> _STATED PROBLEM_:
Locate all lines in the data below that hold "πρὸς" and show them.

> _TASK INPUT_:
• • • • • • •

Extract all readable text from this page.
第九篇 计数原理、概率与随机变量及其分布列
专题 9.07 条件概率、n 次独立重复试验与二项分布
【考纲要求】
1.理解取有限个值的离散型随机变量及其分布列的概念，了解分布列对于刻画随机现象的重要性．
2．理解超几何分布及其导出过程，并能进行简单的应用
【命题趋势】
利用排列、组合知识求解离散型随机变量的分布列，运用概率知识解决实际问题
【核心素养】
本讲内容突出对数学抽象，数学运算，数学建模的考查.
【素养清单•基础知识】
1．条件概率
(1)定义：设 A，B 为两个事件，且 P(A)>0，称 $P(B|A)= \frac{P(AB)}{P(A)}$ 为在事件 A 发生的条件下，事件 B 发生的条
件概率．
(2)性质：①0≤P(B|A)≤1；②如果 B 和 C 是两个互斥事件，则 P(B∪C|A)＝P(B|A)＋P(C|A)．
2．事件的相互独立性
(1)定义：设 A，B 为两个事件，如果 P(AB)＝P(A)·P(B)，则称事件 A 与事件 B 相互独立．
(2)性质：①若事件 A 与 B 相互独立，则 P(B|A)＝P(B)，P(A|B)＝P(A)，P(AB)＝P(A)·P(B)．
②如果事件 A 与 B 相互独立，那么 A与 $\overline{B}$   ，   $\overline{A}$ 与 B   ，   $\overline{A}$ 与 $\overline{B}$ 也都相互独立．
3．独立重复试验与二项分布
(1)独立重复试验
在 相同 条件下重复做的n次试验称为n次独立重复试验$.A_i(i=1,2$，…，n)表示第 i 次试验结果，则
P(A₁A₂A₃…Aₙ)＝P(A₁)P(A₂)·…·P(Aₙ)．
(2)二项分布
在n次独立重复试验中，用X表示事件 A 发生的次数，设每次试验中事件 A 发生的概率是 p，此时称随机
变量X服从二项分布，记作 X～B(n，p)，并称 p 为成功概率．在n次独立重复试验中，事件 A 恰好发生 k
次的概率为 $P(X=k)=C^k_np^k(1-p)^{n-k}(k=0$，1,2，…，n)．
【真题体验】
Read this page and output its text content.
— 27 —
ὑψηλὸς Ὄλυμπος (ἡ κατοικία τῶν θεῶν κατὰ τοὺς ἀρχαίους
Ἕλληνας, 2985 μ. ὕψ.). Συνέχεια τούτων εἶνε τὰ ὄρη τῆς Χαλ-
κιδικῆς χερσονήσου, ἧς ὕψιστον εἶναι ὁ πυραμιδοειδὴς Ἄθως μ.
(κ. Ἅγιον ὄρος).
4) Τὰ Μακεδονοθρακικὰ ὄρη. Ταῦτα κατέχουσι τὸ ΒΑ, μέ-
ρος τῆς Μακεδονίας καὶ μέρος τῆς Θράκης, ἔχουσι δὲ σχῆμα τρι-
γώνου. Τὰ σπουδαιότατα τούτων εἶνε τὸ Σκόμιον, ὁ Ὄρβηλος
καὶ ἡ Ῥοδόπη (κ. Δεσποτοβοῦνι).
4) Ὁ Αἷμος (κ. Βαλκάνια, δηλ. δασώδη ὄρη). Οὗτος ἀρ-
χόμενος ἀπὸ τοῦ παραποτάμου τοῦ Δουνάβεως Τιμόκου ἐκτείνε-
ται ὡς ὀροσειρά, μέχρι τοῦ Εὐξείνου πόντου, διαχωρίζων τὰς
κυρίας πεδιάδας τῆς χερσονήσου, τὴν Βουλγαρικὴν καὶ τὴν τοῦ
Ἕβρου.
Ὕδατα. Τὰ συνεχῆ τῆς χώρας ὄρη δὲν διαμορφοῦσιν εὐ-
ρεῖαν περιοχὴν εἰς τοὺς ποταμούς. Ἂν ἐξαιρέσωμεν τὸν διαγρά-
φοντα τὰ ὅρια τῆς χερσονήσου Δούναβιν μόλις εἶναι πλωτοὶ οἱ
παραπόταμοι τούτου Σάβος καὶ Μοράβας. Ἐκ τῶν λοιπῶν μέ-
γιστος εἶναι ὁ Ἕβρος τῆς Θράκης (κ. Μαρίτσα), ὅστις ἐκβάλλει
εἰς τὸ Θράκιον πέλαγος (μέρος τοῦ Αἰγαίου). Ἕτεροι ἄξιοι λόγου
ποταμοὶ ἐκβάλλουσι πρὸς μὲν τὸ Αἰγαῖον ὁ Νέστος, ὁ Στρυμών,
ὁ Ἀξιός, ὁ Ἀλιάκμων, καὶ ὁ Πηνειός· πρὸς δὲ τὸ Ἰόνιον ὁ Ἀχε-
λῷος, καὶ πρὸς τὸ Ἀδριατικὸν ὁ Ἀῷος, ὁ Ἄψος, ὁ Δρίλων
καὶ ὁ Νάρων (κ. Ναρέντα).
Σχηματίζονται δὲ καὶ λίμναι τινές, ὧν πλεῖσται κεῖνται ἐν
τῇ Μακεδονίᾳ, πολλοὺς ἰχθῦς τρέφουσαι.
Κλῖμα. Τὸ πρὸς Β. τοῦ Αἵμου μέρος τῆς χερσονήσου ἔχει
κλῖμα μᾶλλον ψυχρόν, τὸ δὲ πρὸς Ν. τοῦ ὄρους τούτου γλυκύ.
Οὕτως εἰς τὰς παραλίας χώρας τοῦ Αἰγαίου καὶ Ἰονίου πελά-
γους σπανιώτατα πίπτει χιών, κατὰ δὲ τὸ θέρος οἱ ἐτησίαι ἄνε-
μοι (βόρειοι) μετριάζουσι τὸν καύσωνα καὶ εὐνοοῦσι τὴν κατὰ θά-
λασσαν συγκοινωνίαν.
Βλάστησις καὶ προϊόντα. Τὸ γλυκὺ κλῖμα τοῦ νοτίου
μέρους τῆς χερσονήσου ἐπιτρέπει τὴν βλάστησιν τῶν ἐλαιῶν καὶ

• • • • • • •

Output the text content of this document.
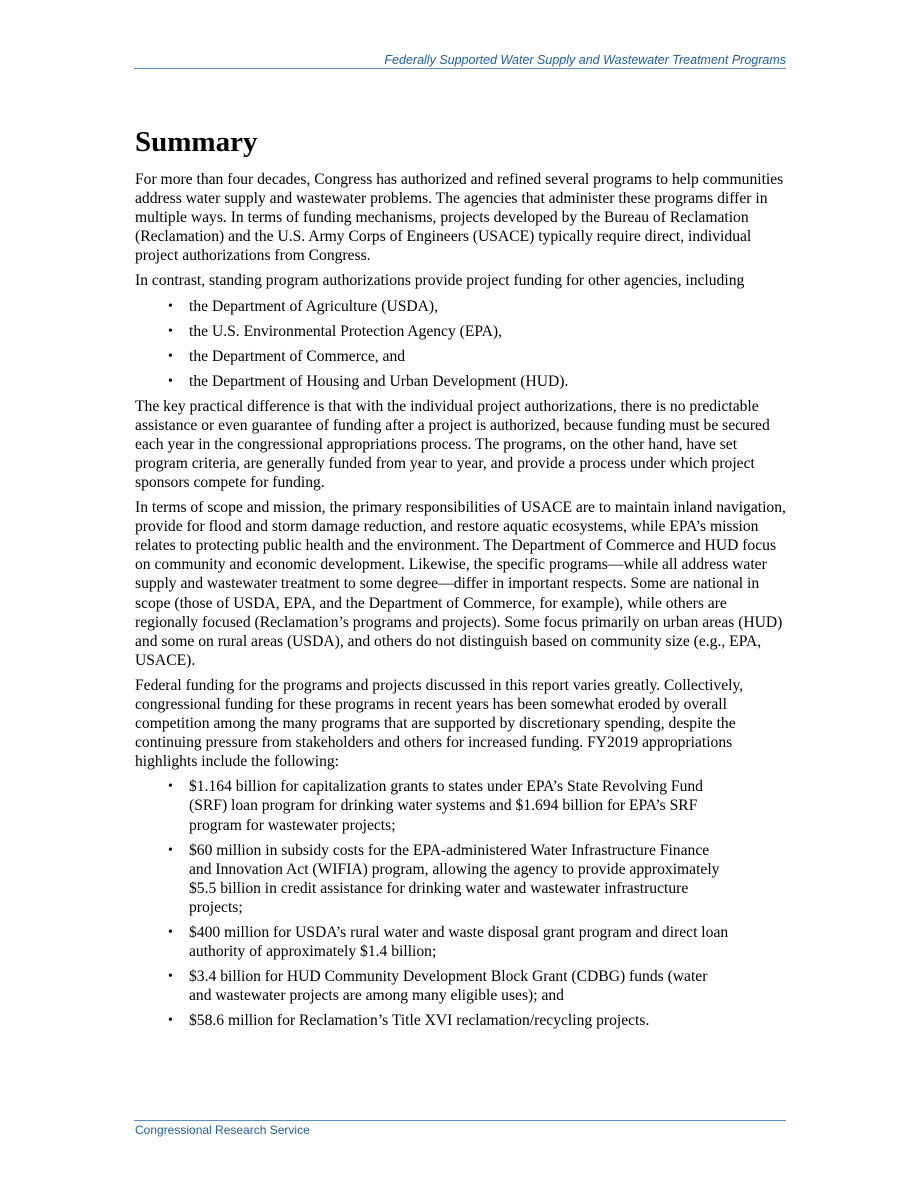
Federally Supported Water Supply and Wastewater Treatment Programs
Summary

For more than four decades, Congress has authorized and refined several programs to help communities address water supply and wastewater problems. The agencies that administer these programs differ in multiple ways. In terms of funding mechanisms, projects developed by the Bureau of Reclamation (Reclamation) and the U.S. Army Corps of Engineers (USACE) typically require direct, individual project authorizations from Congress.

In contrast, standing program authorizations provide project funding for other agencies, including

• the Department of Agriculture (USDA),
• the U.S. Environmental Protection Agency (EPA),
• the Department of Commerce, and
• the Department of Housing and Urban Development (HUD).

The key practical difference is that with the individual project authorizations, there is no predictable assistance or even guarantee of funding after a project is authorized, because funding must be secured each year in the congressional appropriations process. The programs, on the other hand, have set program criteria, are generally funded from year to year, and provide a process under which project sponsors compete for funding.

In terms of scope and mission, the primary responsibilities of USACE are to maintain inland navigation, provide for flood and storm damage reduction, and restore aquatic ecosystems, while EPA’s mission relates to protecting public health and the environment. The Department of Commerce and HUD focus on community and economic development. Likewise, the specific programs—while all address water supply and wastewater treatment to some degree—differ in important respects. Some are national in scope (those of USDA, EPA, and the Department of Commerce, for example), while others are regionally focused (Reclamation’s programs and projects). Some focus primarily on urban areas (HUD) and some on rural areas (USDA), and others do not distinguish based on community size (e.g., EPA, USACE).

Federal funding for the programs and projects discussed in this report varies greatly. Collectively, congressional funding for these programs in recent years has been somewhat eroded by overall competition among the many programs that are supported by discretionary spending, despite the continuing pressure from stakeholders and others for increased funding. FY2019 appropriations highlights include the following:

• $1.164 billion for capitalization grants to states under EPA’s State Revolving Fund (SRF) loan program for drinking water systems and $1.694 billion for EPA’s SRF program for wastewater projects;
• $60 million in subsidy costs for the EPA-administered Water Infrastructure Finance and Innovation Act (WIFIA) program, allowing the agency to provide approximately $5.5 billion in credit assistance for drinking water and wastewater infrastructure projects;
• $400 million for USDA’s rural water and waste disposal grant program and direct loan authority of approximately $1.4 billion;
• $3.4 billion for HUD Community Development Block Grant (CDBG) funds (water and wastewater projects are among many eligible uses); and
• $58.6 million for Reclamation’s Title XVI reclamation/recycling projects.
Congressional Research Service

• • • • • • •

> _FINAL RESULT_:
ποταμοὶ ἐκβάλλουσι πρὸς μὲν τὸ Αἰγαῖον ὁ Νέστος, ὁ Στρυμών,
ὁ Ἀξιός, ὁ Ἀλιάκμων, καὶ ὁ Πηνειός· πρὸς δὲ τὸ Ἰόνιον ὁ Ἀχε-
λῷος, καὶ πρὸς τὸ Ἀδριατικὸν ὁ Ἀῷος, ὁ Ἄψος, ὁ Δρίλων
Κλῖμα. Τὸ πρὸς Β. τοῦ Αἵμου μέρος τῆς χερσονήσου ἔχει
κλῖμα μᾶλλον ψυχρόν, τὸ δὲ πρὸς Ν. τοῦ ὄρους τούτου γλυκύ.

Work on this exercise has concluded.